### Goal
Reproduce the complete listing without any deviation.
+===+
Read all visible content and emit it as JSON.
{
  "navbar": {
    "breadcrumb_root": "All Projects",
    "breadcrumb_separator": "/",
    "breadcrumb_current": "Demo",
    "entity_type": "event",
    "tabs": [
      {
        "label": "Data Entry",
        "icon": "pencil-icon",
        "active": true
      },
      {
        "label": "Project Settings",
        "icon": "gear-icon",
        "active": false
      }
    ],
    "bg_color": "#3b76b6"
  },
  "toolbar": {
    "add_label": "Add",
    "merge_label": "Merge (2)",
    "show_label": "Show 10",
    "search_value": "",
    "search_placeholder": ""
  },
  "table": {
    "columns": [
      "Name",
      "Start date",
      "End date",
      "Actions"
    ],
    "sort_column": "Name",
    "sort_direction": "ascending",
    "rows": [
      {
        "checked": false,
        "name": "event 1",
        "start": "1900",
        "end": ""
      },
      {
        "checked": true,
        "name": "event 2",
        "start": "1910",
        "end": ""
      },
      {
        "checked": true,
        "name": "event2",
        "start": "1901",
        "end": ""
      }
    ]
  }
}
+===+
### Task result
Read all visible content and emit it as JSON.
{
  "navbar": {
    "breadcrumb_root": "All Projects",
    "breadcrumb_separator": "/",
    "breadcrumb_current": "Demo",
    "entity_type": "event",
    "tabs": [
      {
        "label": "Data Entry",
        "icon": "pencil-icon",
        "active": true
      },
      {
        "label": "Project Settings",
        "icon": "gear-icon",
        "active": false
      }
    ],
    "bg_color": "#3b76b6"
  },
  "toolbar": {
    "add_label": "Add",
    "merge_label": "Merge (2)",
    "show_label": "Show 10",
    "search_value": "",
    "search_placeholder": ""
  },
  "table": {
    "columns": [
      "Name",
      "Start date",
      "End date",
      "Actions"
    ],
    "sort_column": "Name",
    "sort_direction": "ascending",
    "rows": [
      {
        "checked": false,
        "name": "event 1",
        "start": "1900",
        "end": ""
      },
      {
        "checked": true,
        "name": "event 2",
        "start": "1910",
        "end": ""
      },
      {
        "checked": true,
        "name": "event2",
        "start": "1901",
        "end": ""
      }
    ]
  }
}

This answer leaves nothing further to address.